**Exercise instructions**
Output the records. Match them exactly.

**Record extracts**
○ ○ ○ ○
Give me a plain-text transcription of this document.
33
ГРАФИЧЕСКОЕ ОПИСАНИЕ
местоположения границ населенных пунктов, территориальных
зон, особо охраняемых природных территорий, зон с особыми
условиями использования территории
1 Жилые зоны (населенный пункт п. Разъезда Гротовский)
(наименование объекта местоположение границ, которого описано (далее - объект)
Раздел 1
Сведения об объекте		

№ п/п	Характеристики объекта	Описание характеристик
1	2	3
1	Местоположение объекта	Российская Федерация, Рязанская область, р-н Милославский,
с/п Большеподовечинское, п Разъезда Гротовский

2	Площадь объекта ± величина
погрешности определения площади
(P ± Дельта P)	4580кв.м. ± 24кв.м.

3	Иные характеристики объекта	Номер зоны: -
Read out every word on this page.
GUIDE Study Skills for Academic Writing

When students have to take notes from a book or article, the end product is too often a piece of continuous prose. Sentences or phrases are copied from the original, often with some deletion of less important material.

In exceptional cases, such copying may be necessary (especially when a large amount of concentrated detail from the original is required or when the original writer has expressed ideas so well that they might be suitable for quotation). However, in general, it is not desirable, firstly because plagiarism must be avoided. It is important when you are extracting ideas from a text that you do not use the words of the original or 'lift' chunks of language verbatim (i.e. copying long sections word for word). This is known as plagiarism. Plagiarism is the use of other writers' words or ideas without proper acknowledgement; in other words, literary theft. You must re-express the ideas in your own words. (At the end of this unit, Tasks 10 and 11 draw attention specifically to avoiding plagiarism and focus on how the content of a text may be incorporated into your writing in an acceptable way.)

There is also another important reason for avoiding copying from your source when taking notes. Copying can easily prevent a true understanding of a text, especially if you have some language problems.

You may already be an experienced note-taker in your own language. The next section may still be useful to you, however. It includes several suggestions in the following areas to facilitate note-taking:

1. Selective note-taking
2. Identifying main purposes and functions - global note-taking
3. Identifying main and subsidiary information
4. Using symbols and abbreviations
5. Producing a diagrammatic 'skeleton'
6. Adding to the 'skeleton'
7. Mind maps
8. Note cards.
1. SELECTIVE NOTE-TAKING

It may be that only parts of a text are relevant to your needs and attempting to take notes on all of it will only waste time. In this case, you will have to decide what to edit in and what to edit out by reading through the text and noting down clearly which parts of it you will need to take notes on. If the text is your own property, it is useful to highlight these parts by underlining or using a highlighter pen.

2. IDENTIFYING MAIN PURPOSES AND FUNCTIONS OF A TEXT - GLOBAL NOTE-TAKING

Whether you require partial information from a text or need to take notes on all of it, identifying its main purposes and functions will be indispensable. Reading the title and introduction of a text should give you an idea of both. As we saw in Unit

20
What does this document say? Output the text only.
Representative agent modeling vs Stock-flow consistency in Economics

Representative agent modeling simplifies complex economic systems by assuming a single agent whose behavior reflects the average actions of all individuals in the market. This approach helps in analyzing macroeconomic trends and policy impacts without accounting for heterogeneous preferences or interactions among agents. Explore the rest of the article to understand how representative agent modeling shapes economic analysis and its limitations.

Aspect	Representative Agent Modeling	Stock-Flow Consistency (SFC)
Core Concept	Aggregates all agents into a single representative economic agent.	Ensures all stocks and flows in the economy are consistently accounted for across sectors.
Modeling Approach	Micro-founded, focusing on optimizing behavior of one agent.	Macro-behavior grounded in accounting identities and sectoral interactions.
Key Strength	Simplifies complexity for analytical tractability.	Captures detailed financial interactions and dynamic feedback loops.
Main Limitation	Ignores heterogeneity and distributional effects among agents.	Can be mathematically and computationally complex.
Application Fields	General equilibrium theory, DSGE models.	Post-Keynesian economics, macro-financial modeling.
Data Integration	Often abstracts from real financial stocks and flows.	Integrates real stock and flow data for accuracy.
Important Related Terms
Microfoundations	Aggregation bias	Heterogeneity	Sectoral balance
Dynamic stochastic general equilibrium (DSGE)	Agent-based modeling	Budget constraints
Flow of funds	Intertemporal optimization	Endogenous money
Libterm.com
○ ○ ○ ○
**Final answer**
Give me a plain-text transcription of this document.
33
ГРАФИЧЕСКОЕ ОПИСАНИЕ
местоположения границ населенных пунктов, территориальных
зон, особо охраняемых природных территорий, зон с особыми
условиями использования территории
1 Жилые зоны (населенный пункт п. Разъезда Гротовский)
(наименование объекта местоположение границ, которого описано (далее - объект)
Раздел 1
Сведения об объекте		

№ п/п	Характеристики объекта	Описание характеристик
1	2	3
1	Местоположение объекта	Российская Федерация, Рязанская область, р-н Милославский,
с/п Большеподовечинское, п Разъезда Гротовский

2	Площадь объекта ± величина
погрешности определения площади
(P ± Дельта P)	4580кв.м. ± 24кв.м.

3	Иные характеристики объекта	Номер зоны: -
Read out every word on this page.
GUIDE Study Skills for Academic Writing

When students have to take notes from a book or article, the end product is too often a piece of continuous prose. Sentences or phrases are copied from the original, often with some deletion of less important material.

In exceptional cases, such copying may be necessary (especially when a large amount of concentrated detail from the original is required or when the original writer has expressed ideas so well that they might be suitable for quotation). However, in general, it is not desirable, firstly because plagiarism must be avoided. It is important when you are extracting ideas from a text that you do not use the words of the original or 'lift' chunks of language verbatim (i.e. copying long sections word for word). This is known as plagiarism. Plagiarism is the use of other writers' words or ideas without proper acknowledgement; in other words, literary theft. You must re-express the ideas in your own words. (At the end of this unit, Tasks 10 and 11 draw attention specifically to avoiding plagiarism and focus on how the content of a text may be incorporated into your writing in an acceptable way.)

There is also another important reason for avoiding copying from your source when taking notes. Copying can easily prevent a true understanding of a text, especially if you have some language problems.

You may already be an experienced note-taker in your own language. The next section may still be useful to you, however. It includes several suggestions in the following areas to facilitate note-taking:

1. Selective note-taking
2. Identifying main purposes and functions - global note-taking
3. Identifying main and subsidiary information
4. Using symbols and abbreviations
5. Producing a diagrammatic 'skeleton'
6. Adding to the 'skeleton'
7. Mind maps
8. Note cards.
1. SELECTIVE NOTE-TAKING

It may be that only parts of a text are relevant to your needs and attempting to take notes on all of it will only waste time. In this case, you will have to decide what to edit in and what to edit out by reading through the text and noting down clearly which parts of it you will need to take notes on. If the text is your own property, it is useful to highlight these parts by underlining or using a highlighter pen.

2. IDENTIFYING MAIN PURPOSES AND FUNCTIONS OF A TEXT - GLOBAL NOTE-TAKING

Whether you require partial information from a text or need to take notes on all of it, identifying its main purposes and functions will be indispensable. Reading the title and introduction of a text should give you an idea of both. As we saw in Unit

20
What does this document say? Output the text only.
Representative agent modeling vs Stock-flow consistency in Economics

Representative agent modeling simplifies complex economic systems by assuming a single agent whose behavior reflects the average actions of all individuals in the market. This approach helps in analyzing macroeconomic trends and policy impacts without accounting for heterogeneous preferences or interactions among agents. Explore the rest of the article to understand how representative agent modeling shapes economic analysis and its limitations.

Aspect	Representative Agent Modeling	Stock-Flow Consistency (SFC)
Core Concept	Aggregates all agents into a single representative economic agent.	Ensures all stocks and flows in the economy are consistently accounted for across sectors.
Modeling Approach	Micro-founded, focusing on optimizing behavior of one agent.	Macro-behavior grounded in accounting identities and sectoral interactions.
Key Strength	Simplifies complexity for analytical tractability.	Captures detailed financial interactions and dynamic feedback loops.
Main Limitation	Ignores heterogeneity and distributional effects among agents.	Can be mathematically and computationally complex.
Application Fields	General equilibrium theory, DSGE models.	Post-Keynesian economics, macro-financial modeling.
Data Integration	Often abstracts from real financial stocks and flows.	Integrates real stock and flow data for accuracy.
Important Related Terms
Microfoundations	Aggregation bias	Heterogeneity	Sectoral balance
Dynamic stochastic general equilibrium (DSGE)	Agent-based modeling	Budget constraints
Flow of funds	Intertemporal optimization	Endogenous money
Libterm.com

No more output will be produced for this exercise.